═══ ARTICLE
To give an example from our own lab: we currently have 7 ALD tools (3 FlexALs, 1 OpAL, 3 home-built systems) and all of them have ellipsometry ports on which one of the 5 ellipsometers (all J.A. Woollam Co. M-2000) can be fitted. And although the Oxford Instruments FlexAL reactor was the first commercial reactor with in situ ellipsometry, several other ALD equipment manufacturers have followed in the mean time. As far as I know, in addition to Oxford Instruments, Veeco Cambridge Nanotech, Picosun, Kurt J. Lesker and Sentech have sold ALD tools with the option to fit ellipsometry (click on the links to see the related websites)
══════
WHAT YOU NEED TO DO
1. According to the passage on in situ ellipsometry for ALD, how can all seven of the lab's ALD tools offer ellipsometry when the lab owns only five ellipsometers?
2. Answer these questions from the passage on in situ ellipsometry for ALD:
(a) How many of the lab's ALD tools are home-built systems?
(b) Which reactor was the first commercial reactor with in situ ellipsometry?
(c) Which ellipsometer model does the lab use?
═══ DATA LISTING
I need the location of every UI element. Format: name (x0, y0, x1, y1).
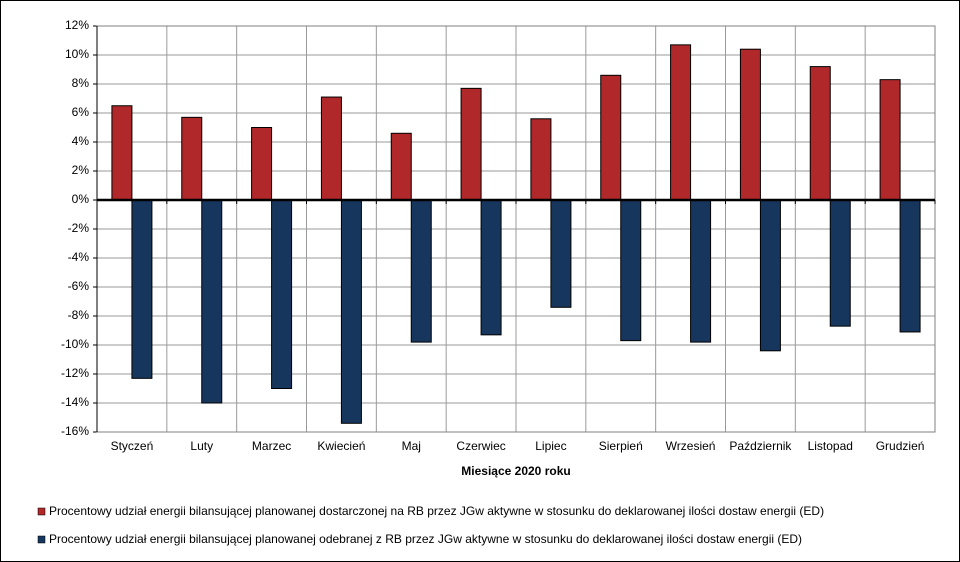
legend-label: Procentowy udział energii bilansującej p… (49, 504, 824, 518)
bar (829, 199, 851, 327)
x-tick-label: Październik (729, 439, 792, 453)
x-tick-label: Lipiec (535, 439, 566, 453)
x-tick-label: Czerwiec (456, 439, 505, 453)
bar (620, 199, 642, 342)
bar (271, 199, 293, 389)
x-tick-label: Listopad (808, 439, 853, 453)
bar (320, 96, 342, 201)
y-tick-label: 12% (65, 18, 89, 32)
x-axis-title: Miesiące 2020 roku (461, 464, 570, 478)
y-tick-label: 6% (72, 105, 90, 119)
x-tick-label: Grudzień (876, 439, 925, 453)
x-tick-label: Wrzesień (666, 439, 716, 453)
bar (670, 44, 692, 201)
y-tick-label: -6% (68, 279, 90, 293)
bar (739, 48, 761, 201)
y-tick-label: 2% (72, 163, 90, 177)
bar (759, 199, 781, 352)
x-tick-label: Maj (402, 439, 421, 453)
y-tick-label: -14% (61, 395, 89, 409)
y-tick-label: 0% (72, 192, 90, 206)
legend-label: Procentowy udział energii bilansującej p… (49, 532, 802, 546)
bar (480, 199, 502, 336)
y-tick-label: -16% (61, 424, 89, 438)
bar (899, 199, 921, 333)
y-tick-label: -2% (68, 221, 90, 235)
x-tick-label: Luty (190, 439, 213, 453)
bar (600, 74, 622, 201)
bar (181, 116, 203, 201)
x-tick-label: Sierpień (599, 439, 643, 453)
y-tick-label: -4% (68, 250, 90, 264)
bar (410, 199, 432, 343)
legend-swatch (37, 535, 46, 544)
legend-swatch (37, 507, 46, 516)
y-tick-label: 4% (72, 134, 90, 148)
bar (879, 79, 901, 201)
bar (251, 127, 273, 201)
bar (550, 199, 572, 308)
bar (690, 199, 712, 343)
x-tick-label: Marzec (252, 439, 291, 453)
bar (340, 199, 362, 424)
bar (460, 87, 482, 201)
bar (530, 118, 552, 201)
y-tick-label: -12% (61, 366, 89, 380)
y-tick-label: -8% (68, 308, 90, 322)
y-tick-label: -10% (61, 337, 89, 351)
bar (201, 199, 223, 404)
x-tick-label: Styczeń (111, 439, 154, 453)
y-tick-label: 8% (72, 76, 90, 90)
y-tick-label: 10% (65, 47, 89, 61)
bar (131, 199, 153, 379)
bar (809, 66, 831, 201)
x-tick-label: Kwiecień (317, 439, 365, 453)
bar (111, 105, 133, 201)
bar (390, 132, 412, 201)
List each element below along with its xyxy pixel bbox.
══════
WORKED ANSWERS
1. Each of the seven ALD tools has an ellipsometry port, and any one of the five ellipsometers (all J.A. Woollam Co. M-2000) can be fitted on such a port. The tools don't each need their own ellipsometer.

2.
(a) Three.
(b) The Oxford Instruments FlexAL reactor.
(c) The J.A. Woollam Co. M-2000.